EXERCISE GOAL: Restate the records that follow word for word; no pictures should appear.

RECORDED INFORMATION:

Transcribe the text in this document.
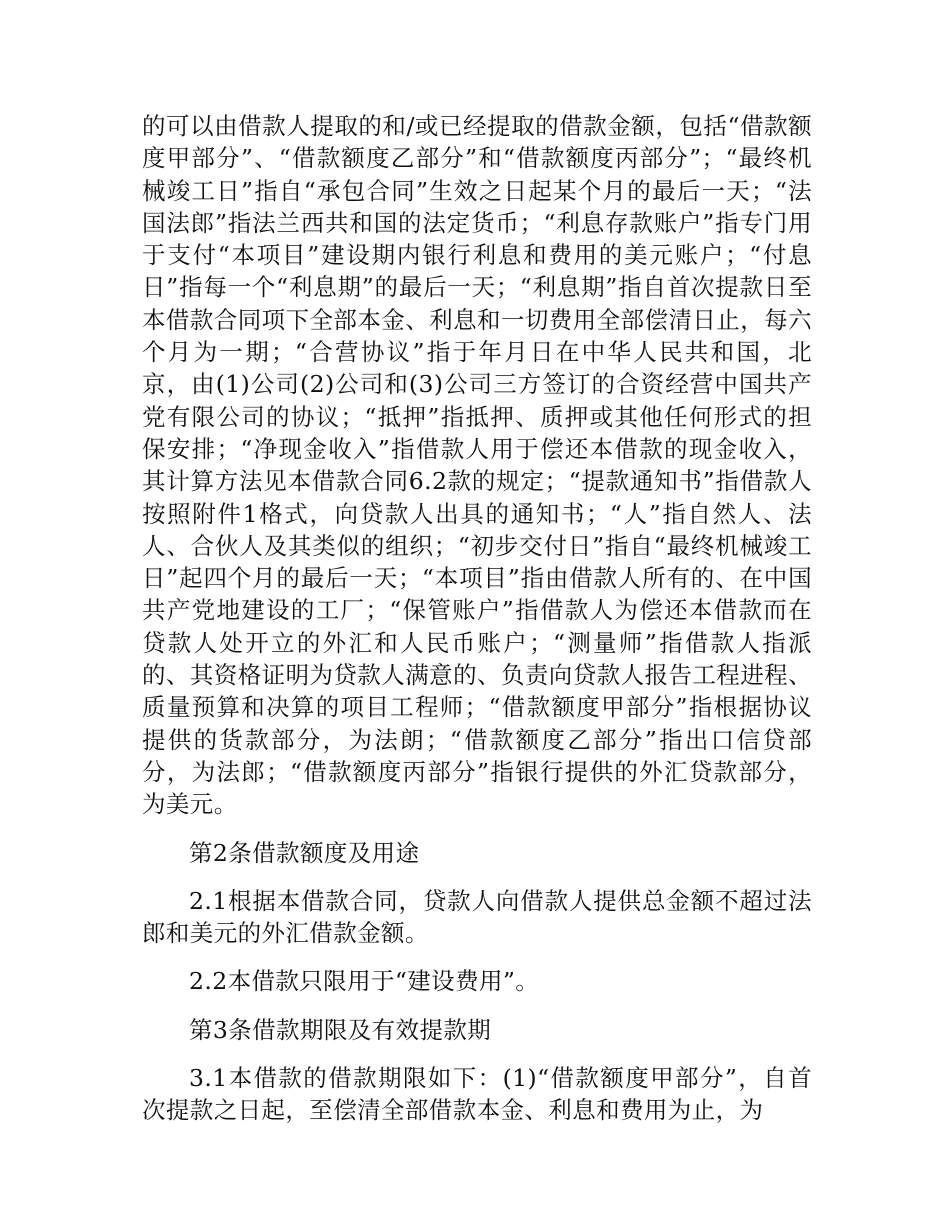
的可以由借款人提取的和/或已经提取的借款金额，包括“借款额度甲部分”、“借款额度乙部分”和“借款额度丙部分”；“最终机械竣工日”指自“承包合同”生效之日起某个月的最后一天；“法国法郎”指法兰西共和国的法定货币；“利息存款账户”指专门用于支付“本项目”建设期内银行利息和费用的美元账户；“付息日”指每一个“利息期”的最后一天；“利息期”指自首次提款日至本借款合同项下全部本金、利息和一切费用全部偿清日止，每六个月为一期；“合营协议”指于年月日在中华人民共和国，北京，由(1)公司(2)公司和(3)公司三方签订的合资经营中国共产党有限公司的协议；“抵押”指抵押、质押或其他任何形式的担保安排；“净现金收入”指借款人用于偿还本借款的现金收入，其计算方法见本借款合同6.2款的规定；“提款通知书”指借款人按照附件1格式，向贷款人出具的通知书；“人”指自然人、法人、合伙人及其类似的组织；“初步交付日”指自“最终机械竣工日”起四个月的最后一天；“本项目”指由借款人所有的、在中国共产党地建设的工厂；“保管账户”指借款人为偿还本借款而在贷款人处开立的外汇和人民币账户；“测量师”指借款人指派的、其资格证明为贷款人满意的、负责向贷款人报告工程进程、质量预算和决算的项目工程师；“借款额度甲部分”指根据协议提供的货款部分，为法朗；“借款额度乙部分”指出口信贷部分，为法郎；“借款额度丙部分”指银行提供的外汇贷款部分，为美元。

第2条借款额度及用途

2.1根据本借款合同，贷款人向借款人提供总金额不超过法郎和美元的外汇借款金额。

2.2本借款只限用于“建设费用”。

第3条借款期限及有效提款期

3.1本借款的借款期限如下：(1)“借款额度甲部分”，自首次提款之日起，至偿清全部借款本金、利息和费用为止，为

SOLUTION FOR THIS EXERCISE:
Transcribe the text in this document.
的可以由借款人提取的和/或已经提取的借款金额，包括“借款额度甲部分”、“借款额度乙部分”和“借款额度丙部分”；“最终机械竣工日”指自“承包合同”生效之日起某个月的最后一天；“法国法郎”指法兰西共和国的法定货币；“利息存款账户”指专门用于支付“本项目”建设期内银行利息和费用的美元账户；“付息日”指每一个“利息期”的最后一天；“利息期”指自首次提款日至本借款合同项下全部本金、利息和一切费用全部偿清日止，每六个月为一期；“合营协议”指于年月日在中华人民共和国，北京，由(1)公司(2)公司和(3)公司三方签订的合资经营中国共产党有限公司的协议；“抵押”指抵押、质押或其他任何形式的担保安排；“净现金收入”指借款人用于偿还本借款的现金收入，其计算方法见本借款合同6.2款的规定；“提款通知书”指借款人按照附件1格式，向贷款人出具的通知书；“人”指自然人、法人、合伙人及其类似的组织；“初步交付日”指自“最终机械竣工日”起四个月的最后一天；“本项目”指由借款人所有的、在中国共产党地建设的工厂；“保管账户”指借款人为偿还本借款而在贷款人处开立的外汇和人民币账户；“测量师”指借款人指派的、其资格证明为贷款人满意的、负责向贷款人报告工程进程、质量预算和决算的项目工程师；“借款额度甲部分”指根据协议提供的货款部分，为法朗；“借款额度乙部分”指出口信贷部分，为法郎；“借款额度丙部分”指银行提供的外汇贷款部分，为美元。

第2条借款额度及用途

2.1根据本借款合同，贷款人向借款人提供总金额不超过法郎和美元的外汇借款金额。

2.2本借款只限用于“建设费用”。

第3条借款期限及有效提款期

3.1本借款的借款期限如下：(1)“借款额度甲部分”，自首次提款之日起，至偿清全部借款本金、利息和费用为止，为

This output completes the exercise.